= Task description =
Repeat, exactly and completely, the material that follows. Omit the pictures.

= Material to process =
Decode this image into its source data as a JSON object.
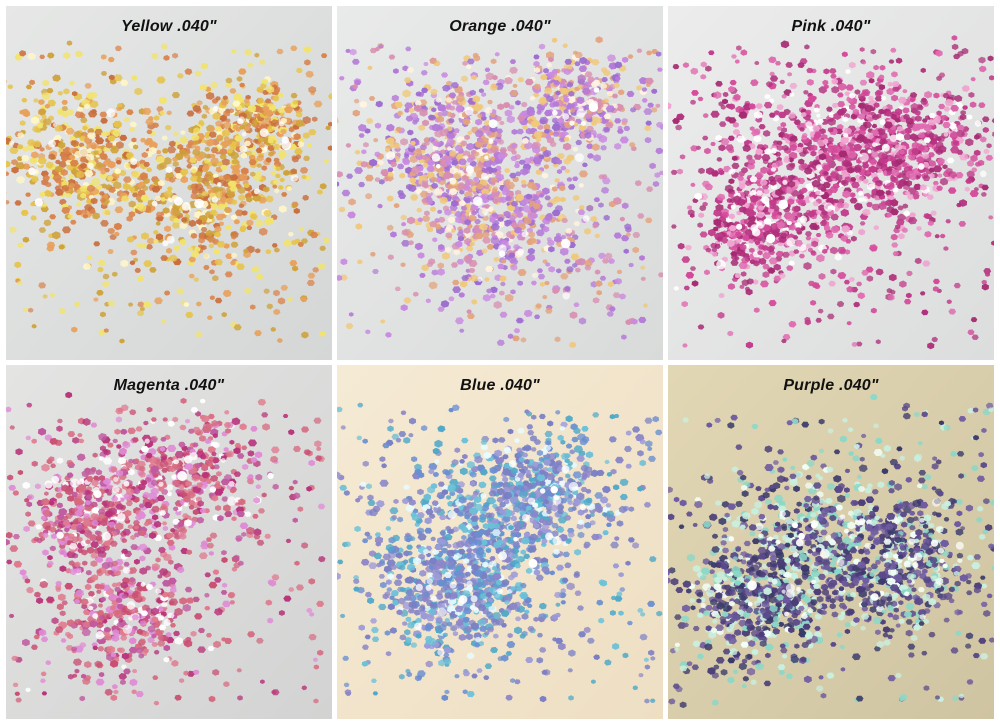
{
  "tiles": [
    {
      "label": "Yellow .040\"",
      "bg": "#d4d7d6",
      "bg2": "#e6e7e6",
      "colors": [
        "#d9824a",
        "#e8a05a",
        "#cfa23a",
        "#f2e36a",
        "#e6c34a",
        "#c96e3c",
        "#fff6c8"
      ],
      "density": 0.9
    },
    {
      "label": "Orange .040\"",
      "bg": "#d9dbda",
      "bg2": "#e9eaea",
      "colors": [
        "#b47ad8",
        "#c98ae0",
        "#d88fb0",
        "#e3a37e",
        "#f0c87a",
        "#9c6cd0",
        "#fff3e0"
      ],
      "density": 1.0
    },
    {
      "label": "Pink .040\"",
      "bg": "#dcdddd",
      "bg2": "#ececec",
      "colors": [
        "#c23a8a",
        "#d4499a",
        "#b02f7c",
        "#e06ab0",
        "#a52a72",
        "#f0a4d0",
        "#ffffff"
      ],
      "density": 1.0
    },
    {
      "label": "Magenta .040\"",
      "bg": "#d2d3d2",
      "bg2": "#e4e4e3",
      "colors": [
        "#d66a80",
        "#e07a8e",
        "#c94f73",
        "#b8327a",
        "#e08ad6",
        "#c05aa0",
        "#ffffff"
      ],
      "density": 0.9
    },
    {
      "label": "Blue .040\"",
      "bg": "#eedfc3",
      "bg2": "#f5ead4",
      "colors": [
        "#7a7fc4",
        "#6a8ed0",
        "#8c86c8",
        "#4fa8c8",
        "#6bc0d8",
        "#9c9ad8",
        "#e8fbff"
      ],
      "density": 1.0
    },
    {
      "label": "Purple .040\"",
      "bg": "#cfc4a2",
      "bg2": "#e2d7b4",
      "colors": [
        "#5a4a8a",
        "#3a3a6a",
        "#6e5aa0",
        "#8ad8c8",
        "#c8f0e0",
        "#4a3c78",
        "#f2fff6"
      ],
      "density": 1.0
    }
  ]
}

= Exercise response =
Decode this image into its source data as a JSON object.
{
  "tiles": [
    {
      "label": "Yellow .040\"",
      "bg": "#d4d7d6",
      "bg2": "#e6e7e6",
      "colors": [
        "#d9824a",
        "#e8a05a",
        "#cfa23a",
        "#f2e36a",
        "#e6c34a",
        "#c96e3c",
        "#fff6c8"
      ],
      "density": 0.9
    },
    {
      "label": "Orange .040\"",
      "bg": "#d9dbda",
      "bg2": "#e9eaea",
      "colors": [
        "#b47ad8",
        "#c98ae0",
        "#d88fb0",
        "#e3a37e",
        "#f0c87a",
        "#9c6cd0",
        "#fff3e0"
      ],
      "density": 1.0
    },
    {
      "label": "Pink .040\"",
      "bg": "#dcdddd",
      "bg2": "#ececec",
      "colors": [
        "#c23a8a",
        "#d4499a",
        "#b02f7c",
        "#e06ab0",
        "#a52a72",
        "#f0a4d0",
        "#ffffff"
      ],
      "density": 1.0
    },
    {
      "label": "Magenta .040\"",
      "bg": "#d2d3d2",
      "bg2": "#e4e4e3",
      "colors": [
        "#d66a80",
        "#e07a8e",
        "#c94f73",
        "#b8327a",
        "#e08ad6",
        "#c05aa0",
        "#ffffff"
      ],
      "density": 0.9
    },
    {
      "label": "Blue .040\"",
      "bg": "#eedfc3",
      "bg2": "#f5ead4",
      "colors": [
        "#7a7fc4",
        "#6a8ed0",
        "#8c86c8",
        "#4fa8c8",
        "#6bc0d8",
        "#9c9ad8",
        "#e8fbff"
      ],
      "density": 1.0
    },
    {
      "label": "Purple .040\"",
      "bg": "#cfc4a2",
      "bg2": "#e2d7b4",
      "colors": [
        "#5a4a8a",
        "#3a3a6a",
        "#6e5aa0",
        "#8ad8c8",
        "#c8f0e0",
        "#4a3c78",
        "#f2fff6"
      ],
      "density": 1.0
    }
  ]
}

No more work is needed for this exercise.